To do: Transcribe each of the records below exactly, excluding all pictures.

[Figure collection entries]
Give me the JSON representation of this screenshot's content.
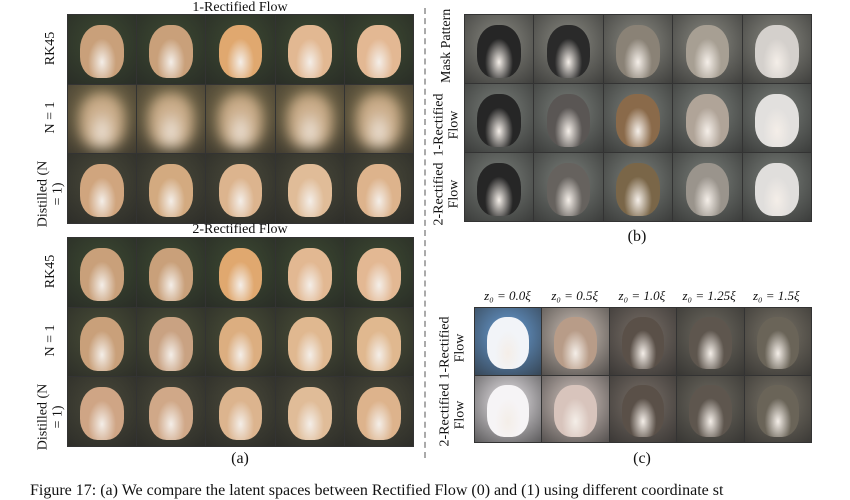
{
  "panel_a": {
    "label": "(a)",
    "groups": [
      {
        "title": "1-Rectified Flow",
        "rows": [
          {
            "label": "RK45",
            "faces": [
              "#c9a07a",
              "#c9a07a",
              "#e0a86f",
              "#e2b892",
              "#e3b893"
            ],
            "bg": "#3d4a32"
          },
          {
            "label": "N = 1",
            "faces": [
              "#c9ab88",
              "#c9ab88",
              "#c9ab88",
              "#c9ab88",
              "#c9ab88"
            ],
            "bg": "#8a7a52",
            "blur": true
          },
          {
            "label": "Distilled (N = 1)",
            "faces": [
              "#d0a57e",
              "#d3aa80",
              "#dcb48e",
              "#e0bc98",
              "#ddb38c"
            ],
            "bg": "#4a4a3a"
          }
        ]
      },
      {
        "title": "2-Rectified Flow",
        "rows": [
          {
            "label": "RK45",
            "faces": [
              "#c9a07a",
              "#c9a07a",
              "#e0a86f",
              "#e2b892",
              "#e3b893"
            ],
            "bg": "#3d4a32"
          },
          {
            "label": "N = 1",
            "faces": [
              "#c9a07a",
              "#c9a282",
              "#dcae80",
              "#e0b890",
              "#e0b88f"
            ],
            "bg": "#4a4f38"
          },
          {
            "label": "Distilled (N = 1)",
            "faces": [
              "#cfa585",
              "#d0a888",
              "#dcb48e",
              "#e0bc98",
              "#ddb38c"
            ],
            "bg": "#4a4a3a"
          }
        ]
      }
    ]
  },
  "panel_b": {
    "label": "(b)",
    "rows": [
      {
        "label": "Mask Pattern",
        "faces": [
          "#262626",
          "#2a2a2a",
          "#8a8276",
          "#a79f93",
          "#d4d0cc"
        ],
        "bg": "#8a8a82"
      },
      {
        "label": "1-Rectified Flow",
        "faces": [
          "#262626",
          "#5a5654",
          "#8a6a4a",
          "#b0a498",
          "#e2e0de"
        ],
        "bg": "#7a7f7a"
      },
      {
        "label": "2-Rectified Flow",
        "faces": [
          "#262626",
          "#66625e",
          "#7a6648",
          "#9a948c",
          "#e0dedc"
        ],
        "bg": "#7a7f7a"
      }
    ]
  },
  "panel_c": {
    "label": "(c)",
    "columns": [
      "z₀ = 0.0ξ",
      "z₀ = 0.5ξ",
      "z₀ = 1.0ξ",
      "z₀ = 1.25ξ",
      "z₀ = 1.5ξ"
    ],
    "rows": [
      {
        "label": "1-Rectified Flow",
        "faces": [
          "#f2f4f8",
          "#b89c88",
          "#5a5048",
          "#5e564e",
          "#6a6458"
        ],
        "bgs": [
          "#6aa0d8",
          "#cfc2b8",
          "#7a7068",
          "#6e6a60",
          "#7a7468"
        ]
      },
      {
        "label": "2-Rectified Flow",
        "faces": [
          "#f6f4f6",
          "#d8c4bc",
          "#5a5048",
          "#5e564e",
          "#6a6458"
        ],
        "bgs": [
          "#eeeaee",
          "#d6c8c2",
          "#7a7068",
          "#6e6a60",
          "#7a7468"
        ]
      }
    ]
  },
  "caption": "Figure 17: (a) We compare the latent spaces between Rectified Flow (0) and (1) using different coordinate st"
}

Correct result:
Give me the JSON representation of this screenshot's content.
{
  "panel_a": {
    "label": "(a)",
    "groups": [
      {
        "title": "1-Rectified Flow",
        "rows": [
          {
            "label": "RK45",
            "faces": [
              "#c9a07a",
              "#c9a07a",
              "#e0a86f",
              "#e2b892",
              "#e3b893"
            ],
            "bg": "#3d4a32"
          },
          {
            "label": "N = 1",
            "faces": [
              "#c9ab88",
              "#c9ab88",
              "#c9ab88",
              "#c9ab88",
              "#c9ab88"
            ],
            "bg": "#8a7a52",
            "blur": true
          },
          {
            "label": "Distilled (N = 1)",
            "faces": [
              "#d0a57e",
              "#d3aa80",
              "#dcb48e",
              "#e0bc98",
              "#ddb38c"
            ],
            "bg": "#4a4a3a"
          }
        ]
      },
      {
        "title": "2-Rectified Flow",
        "rows": [
          {
            "label": "RK45",
            "faces": [
              "#c9a07a",
              "#c9a07a",
              "#e0a86f",
              "#e2b892",
              "#e3b893"
            ],
            "bg": "#3d4a32"
          },
          {
            "label": "N = 1",
            "faces": [
              "#c9a07a",
              "#c9a282",
              "#dcae80",
              "#e0b890",
              "#e0b88f"
            ],
            "bg": "#4a4f38"
          },
          {
            "label": "Distilled (N = 1)",
            "faces": [
              "#cfa585",
              "#d0a888",
              "#dcb48e",
              "#e0bc98",
              "#ddb38c"
            ],
            "bg": "#4a4a3a"
          }
        ]
      }
    ]
  },
  "panel_b": {
    "label": "(b)",
    "rows": [
      {
        "label": "Mask Pattern",
        "faces": [
          "#262626",
          "#2a2a2a",
          "#8a8276",
          "#a79f93",
          "#d4d0cc"
        ],
        "bg": "#8a8a82"
      },
      {
        "label": "1-Rectified Flow",
        "faces": [
          "#262626",
          "#5a5654",
          "#8a6a4a",
          "#b0a498",
          "#e2e0de"
        ],
        "bg": "#7a7f7a"
      },
      {
        "label": "2-Rectified Flow",
        "faces": [
          "#262626",
          "#66625e",
          "#7a6648",
          "#9a948c",
          "#e0dedc"
        ],
        "bg": "#7a7f7a"
      }
    ]
  },
  "panel_c": {
    "label": "(c)",
    "columns": [
      "z₀ = 0.0ξ",
      "z₀ = 0.5ξ",
      "z₀ = 1.0ξ",
      "z₀ = 1.25ξ",
      "z₀ = 1.5ξ"
    ],
    "rows": [
      {
        "label": "1-Rectified Flow",
        "faces": [
          "#f2f4f8",
          "#b89c88",
          "#5a5048",
          "#5e564e",
          "#6a6458"
        ],
        "bgs": [
          "#6aa0d8",
          "#cfc2b8",
          "#7a7068",
          "#6e6a60",
          "#7a7468"
        ]
      },
      {
        "label": "2-Rectified Flow",
        "faces": [
          "#f6f4f6",
          "#d8c4bc",
          "#5a5048",
          "#5e564e",
          "#6a6458"
        ],
        "bgs": [
          "#eeeaee",
          "#d6c8c2",
          "#7a7068",
          "#6e6a60",
          "#7a7468"
        ]
      }
    ]
  },
  "caption": "Figure 17: (a) We compare the latent spaces between Rectified Flow (0) and (1) using different coordinate st"
}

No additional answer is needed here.